*STORED ROWS*:

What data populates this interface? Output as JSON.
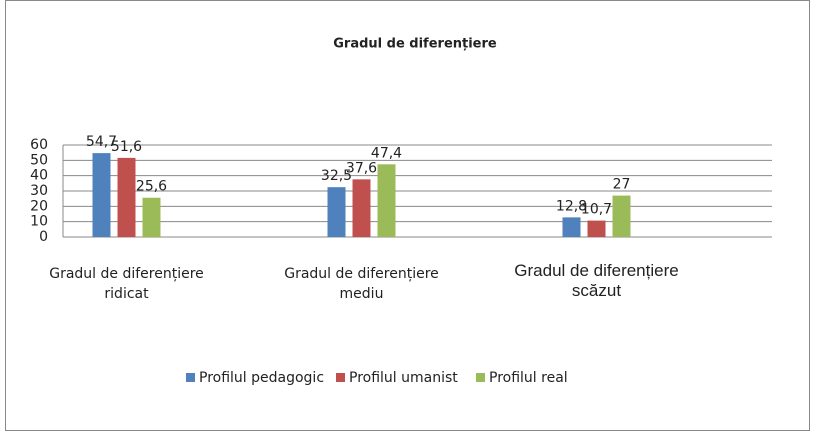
{
  "chart_data": {
    "type": "bar",
    "title": "Gradul de diferențiere",
    "categories": [
      "Gradul de diferențiere ridicat",
      "Gradul de diferențiere mediu",
      "Gradul de diferențiere scăzut"
    ],
    "series": [
      {
        "name": "Profilul pedagogic",
        "color": "#4f81bd",
        "values": [
          54.7,
          32.5,
          12.8
        ],
        "value_labels": [
          "54,7",
          "32,5",
          "12,8"
        ]
      },
      {
        "name": "Profilul umanist",
        "color": "#c0504d",
        "values": [
          51.6,
          37.6,
          10.7
        ],
        "value_labels": [
          "51,6",
          "37,6",
          "10,7"
        ]
      },
      {
        "name": "Profilul real",
        "color": "#9bbb59",
        "values": [
          25.6,
          47.4,
          27
        ],
        "value_labels": [
          "25,6",
          "47,4",
          "27"
        ]
      }
    ],
    "ylim": [
      0,
      60
    ],
    "yticks": [
      0,
      10,
      20,
      30,
      40,
      50,
      60
    ],
    "grid": true,
    "legend": "bottom"
  }
}
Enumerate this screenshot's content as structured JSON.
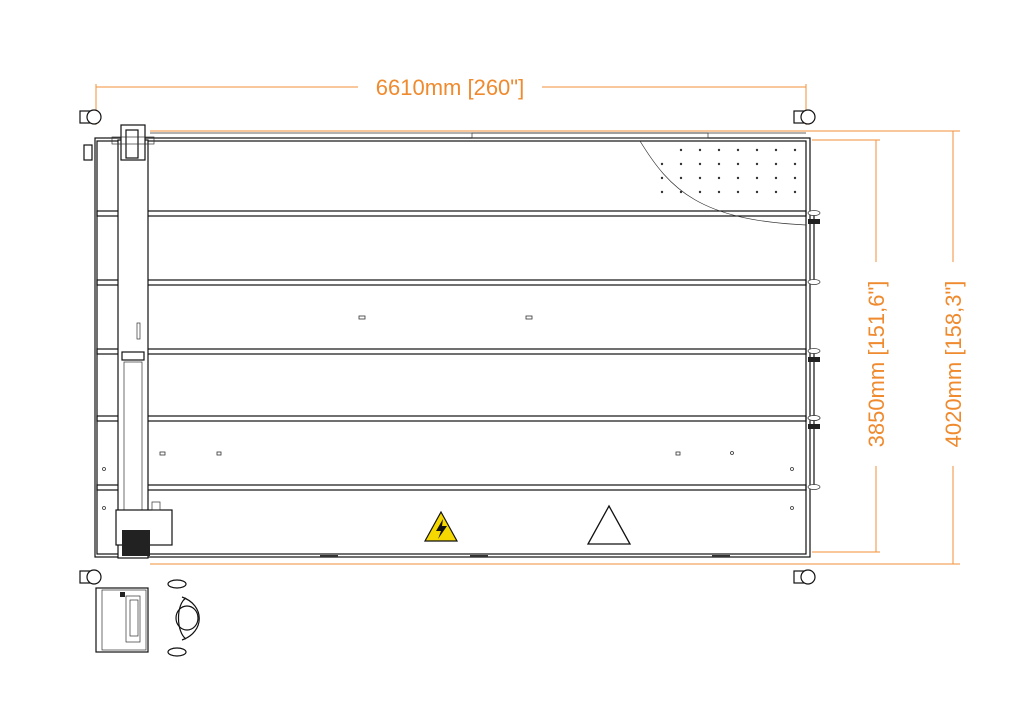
{
  "dimensions": {
    "width_label": "6610mm [260\"]",
    "inner_depth_label": "3850mm [151,6\"]",
    "outer_depth_label": "4020mm [158,3\"]"
  },
  "colors": {
    "dimension": "#ef8a2e",
    "lines": "#111111",
    "warning_yellow": "#f5d800"
  },
  "icons": [
    "caster-icon",
    "high-voltage-warning-icon",
    "caution-triangle-icon",
    "operator-icon",
    "control-station-icon"
  ]
}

*CHALLENGE*: Repeat the preceding records precisely, and leave every picture out of the copy.

*FINAL ANSWER*:
What data populates this interface? Output as JSON.
{
  "chart_data": {
    "type": "bar",
    "title": "Gradul de diferențiere",
    "categories": [
      "Gradul de diferențiere ridicat",
      "Gradul de diferențiere mediu",
      "Gradul de diferențiere scăzut"
    ],
    "series": [
      {
        "name": "Profilul pedagogic",
        "color": "#4f81bd",
        "values": [
          54.7,
          32.5,
          12.8
        ],
        "value_labels": [
          "54,7",
          "32,5",
          "12,8"
        ]
      },
      {
        "name": "Profilul umanist",
        "color": "#c0504d",
        "values": [
          51.6,
          37.6,
          10.7
        ],
        "value_labels": [
          "51,6",
          "37,6",
          "10,7"
        ]
      },
      {
        "name": "Profilul real",
        "color": "#9bbb59",
        "values": [
          25.6,
          47.4,
          27
        ],
        "value_labels": [
          "25,6",
          "47,4",
          "27"
        ]
      }
    ],
    "ylim": [
      0,
      60
    ],
    "yticks": [
      0,
      10,
      20,
      30,
      40,
      50,
      60
    ],
    "grid": true,
    "legend": "bottom"
  }
}
Enumerate this screenshot's content as structured JSON.
{
  "dimensions": {
    "width_label": "6610mm [260\"]",
    "inner_depth_label": "3850mm [151,6\"]",
    "outer_depth_label": "4020mm [158,3\"]"
  },
  "colors": {
    "dimension": "#ef8a2e",
    "lines": "#111111",
    "warning_yellow": "#f5d800"
  },
  "icons": [
    "caster-icon",
    "high-voltage-warning-icon",
    "caution-triangle-icon",
    "operator-icon",
    "control-station-icon"
  ]
}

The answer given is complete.